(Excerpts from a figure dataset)
=-=-=

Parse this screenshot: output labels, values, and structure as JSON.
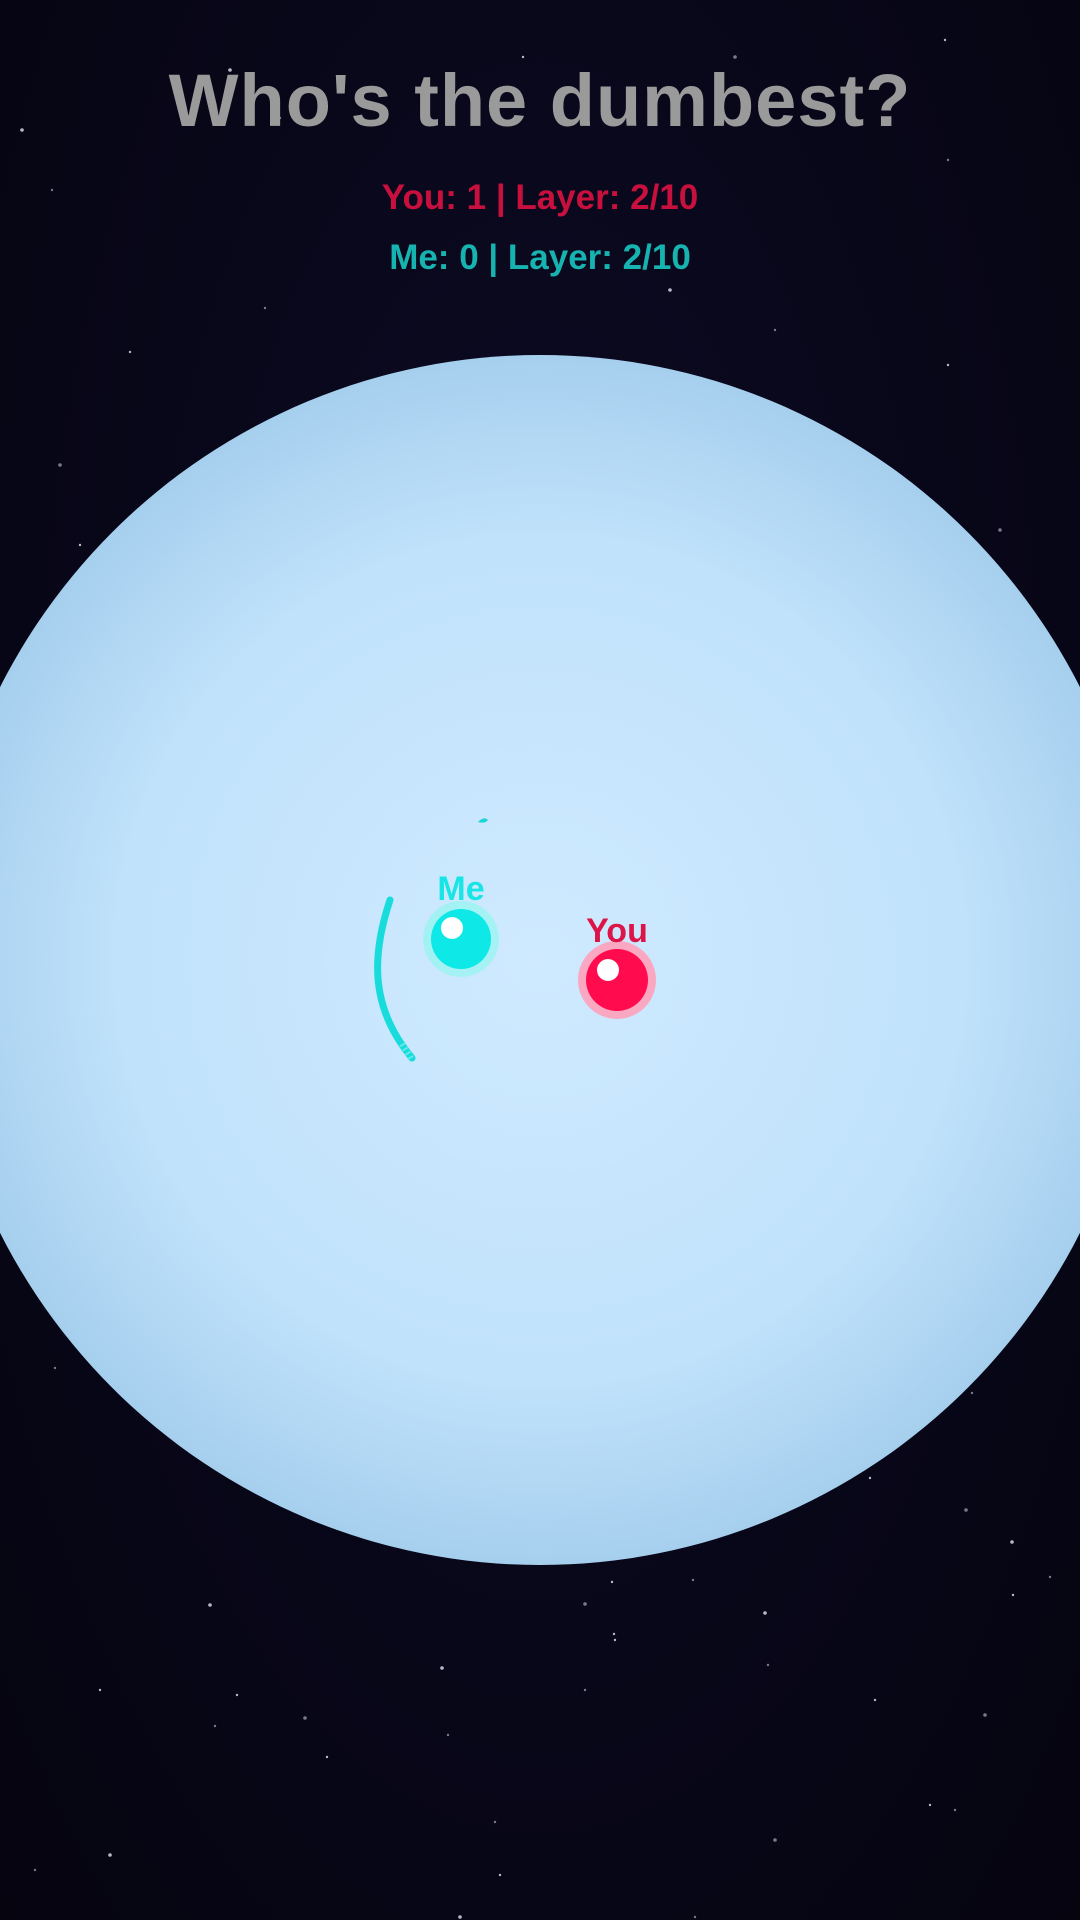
{
  "title": "Who's the dumbest?",
  "scores": {
    "you_line": "You: 1 | Layer: 2/10",
    "me_line": "Me: 0 | Layer: 2/10"
  },
  "players": {
    "me": {
      "label": "Me",
      "color": "#18e6e6",
      "ring": "#9cf3f1"
    },
    "you": {
      "label": "You",
      "color": "#ff0b4e",
      "ring": "#ffa0bb"
    }
  },
  "colors": {
    "arena_center": "#cfeaff",
    "arena_edge": "#a6d0f0",
    "you_score": "#c8103e",
    "me_score": "#17b3b0"
  }
}
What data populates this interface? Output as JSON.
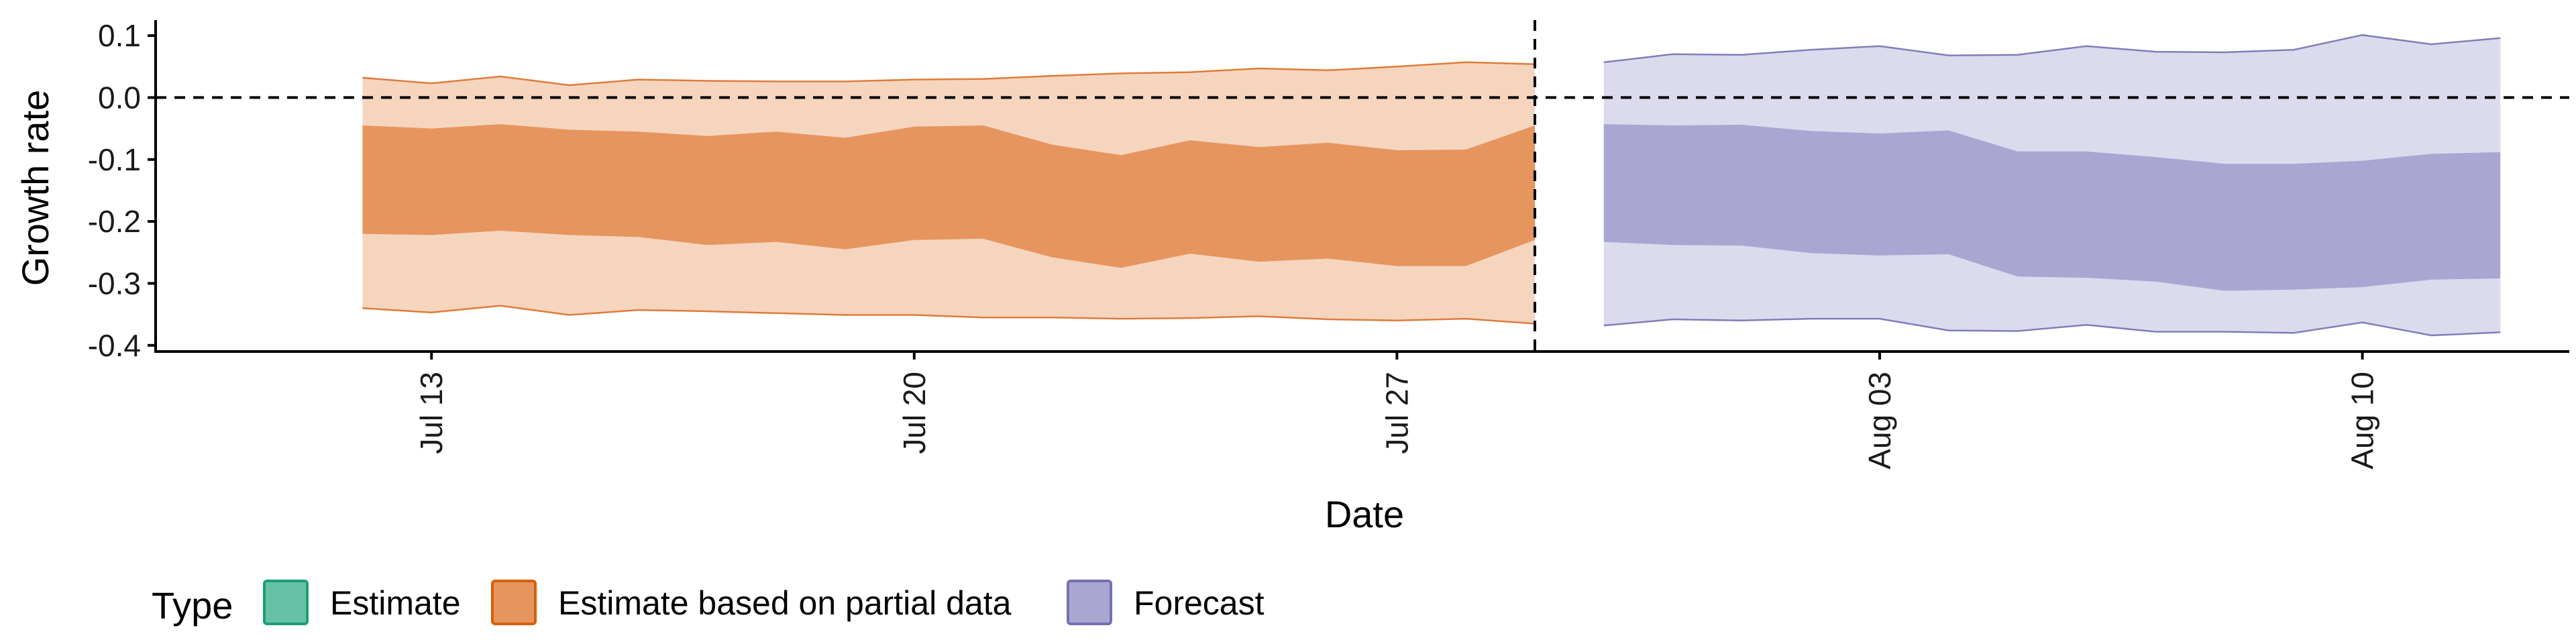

=-=-=

- [WHAT IS EXPECTED] The listing above must be printed again exactly, minus its pictures.

- [CORRECT OUTPUT]
Parse this screenshot: output labels, values, and structure as JSON.
{
  "title": "Who's the dumbest?",
  "scores": {
    "you_line": "You: 1 | Layer: 2/10",
    "me_line": "Me: 0 | Layer: 2/10"
  },
  "players": {
    "me": {
      "label": "Me",
      "color": "#18e6e6",
      "ring": "#9cf3f1"
    },
    "you": {
      "label": "You",
      "color": "#ff0b4e",
      "ring": "#ffa0bb"
    }
  },
  "colors": {
    "arena_center": "#cfeaff",
    "arena_edge": "#a6d0f0",
    "you_score": "#c8103e",
    "me_score": "#17b3b0"
  }
}
What data populates this interface? Output as JSON.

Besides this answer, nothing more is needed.